In the material below, list every line carrying the string "plain".

Information shown:
*-*-*

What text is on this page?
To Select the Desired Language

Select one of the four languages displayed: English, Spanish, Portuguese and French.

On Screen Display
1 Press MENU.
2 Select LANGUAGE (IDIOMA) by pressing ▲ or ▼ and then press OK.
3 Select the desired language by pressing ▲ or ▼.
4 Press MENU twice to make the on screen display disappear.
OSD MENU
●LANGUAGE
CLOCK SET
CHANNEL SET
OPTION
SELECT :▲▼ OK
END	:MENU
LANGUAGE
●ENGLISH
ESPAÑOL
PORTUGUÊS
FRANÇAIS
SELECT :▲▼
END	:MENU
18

*-*-*

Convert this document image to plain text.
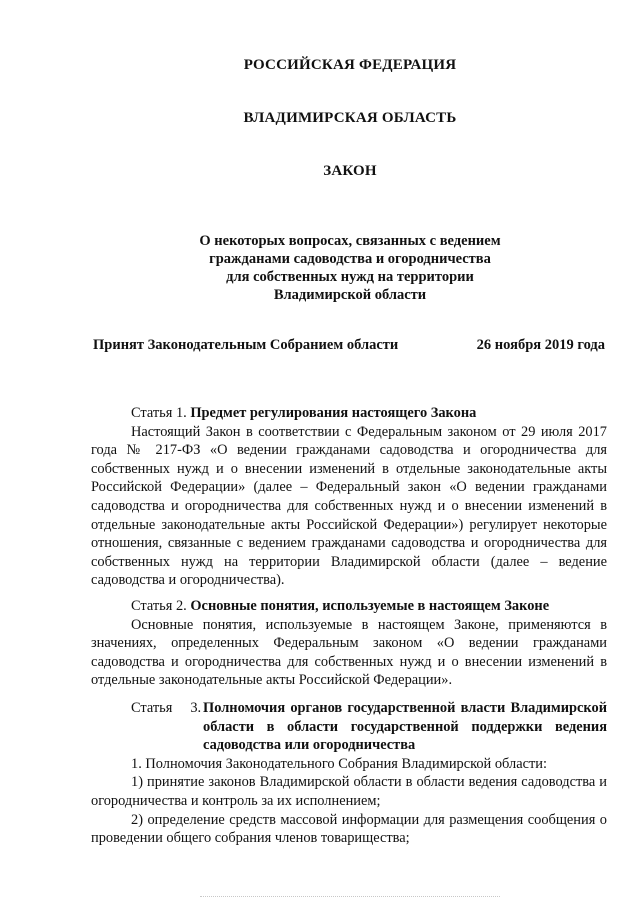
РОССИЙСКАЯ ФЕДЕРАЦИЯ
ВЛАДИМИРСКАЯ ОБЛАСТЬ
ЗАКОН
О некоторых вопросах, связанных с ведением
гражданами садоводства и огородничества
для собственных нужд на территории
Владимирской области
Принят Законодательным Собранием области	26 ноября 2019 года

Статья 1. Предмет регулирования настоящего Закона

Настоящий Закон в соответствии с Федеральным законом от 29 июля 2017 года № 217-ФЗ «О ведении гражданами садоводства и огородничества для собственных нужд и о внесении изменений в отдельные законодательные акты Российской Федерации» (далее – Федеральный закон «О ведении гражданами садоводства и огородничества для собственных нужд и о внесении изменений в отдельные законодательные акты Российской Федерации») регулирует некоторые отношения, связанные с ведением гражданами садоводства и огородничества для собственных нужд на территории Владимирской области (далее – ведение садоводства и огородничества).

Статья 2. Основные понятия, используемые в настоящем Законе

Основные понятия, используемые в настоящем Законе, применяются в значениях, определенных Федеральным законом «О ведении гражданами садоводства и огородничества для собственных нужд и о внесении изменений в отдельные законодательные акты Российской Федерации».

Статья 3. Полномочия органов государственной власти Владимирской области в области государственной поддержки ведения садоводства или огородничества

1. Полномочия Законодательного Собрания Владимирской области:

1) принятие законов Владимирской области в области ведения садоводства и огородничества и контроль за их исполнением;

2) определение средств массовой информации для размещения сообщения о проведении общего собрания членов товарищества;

*-*-*

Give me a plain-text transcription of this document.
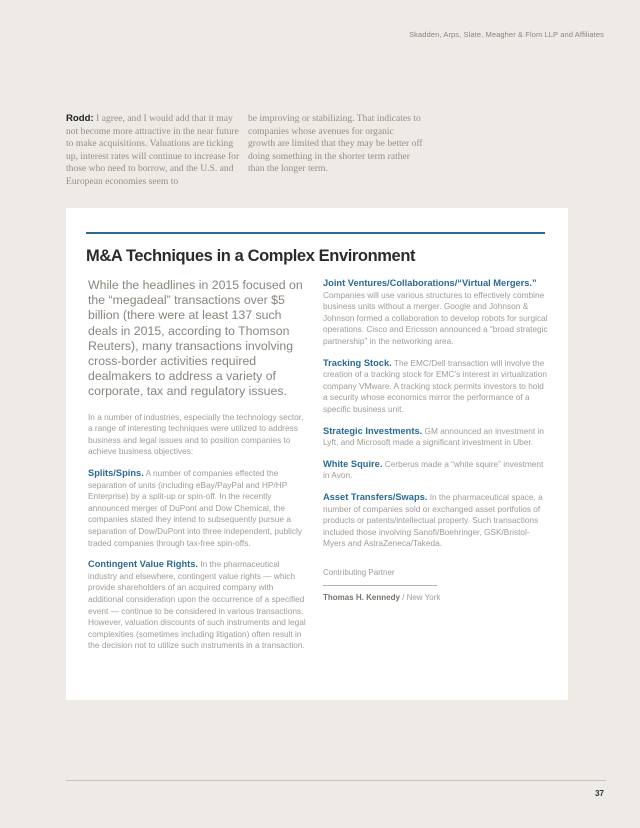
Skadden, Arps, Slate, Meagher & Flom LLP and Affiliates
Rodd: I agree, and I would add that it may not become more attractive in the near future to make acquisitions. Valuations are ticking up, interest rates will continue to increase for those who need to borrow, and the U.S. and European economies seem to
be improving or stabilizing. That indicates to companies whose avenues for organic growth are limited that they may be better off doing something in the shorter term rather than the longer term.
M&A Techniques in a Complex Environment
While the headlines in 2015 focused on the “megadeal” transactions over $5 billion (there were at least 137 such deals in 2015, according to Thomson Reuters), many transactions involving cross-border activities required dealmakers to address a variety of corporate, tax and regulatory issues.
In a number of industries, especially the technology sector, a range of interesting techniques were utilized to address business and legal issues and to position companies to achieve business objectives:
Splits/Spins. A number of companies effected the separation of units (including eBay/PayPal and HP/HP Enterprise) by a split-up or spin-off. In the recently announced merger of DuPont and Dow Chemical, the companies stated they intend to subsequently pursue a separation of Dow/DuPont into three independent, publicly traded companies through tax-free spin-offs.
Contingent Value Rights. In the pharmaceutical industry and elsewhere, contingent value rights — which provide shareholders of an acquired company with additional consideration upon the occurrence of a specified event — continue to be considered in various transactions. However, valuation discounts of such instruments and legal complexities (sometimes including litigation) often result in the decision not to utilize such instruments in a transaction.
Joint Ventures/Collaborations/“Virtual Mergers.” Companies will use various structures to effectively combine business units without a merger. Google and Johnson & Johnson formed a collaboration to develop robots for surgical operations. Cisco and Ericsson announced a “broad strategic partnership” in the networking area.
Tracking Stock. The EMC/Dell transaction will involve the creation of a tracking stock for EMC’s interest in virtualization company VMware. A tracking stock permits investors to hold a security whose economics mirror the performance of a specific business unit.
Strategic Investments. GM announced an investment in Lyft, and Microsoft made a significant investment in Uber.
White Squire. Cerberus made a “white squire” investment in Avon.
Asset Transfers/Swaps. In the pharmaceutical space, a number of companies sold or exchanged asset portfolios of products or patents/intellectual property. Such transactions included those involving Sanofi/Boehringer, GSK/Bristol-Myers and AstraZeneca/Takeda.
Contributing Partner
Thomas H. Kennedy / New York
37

*-*-*

Completed task:
Convert this document image to plain text.
Give me a plain-text transcription of this document.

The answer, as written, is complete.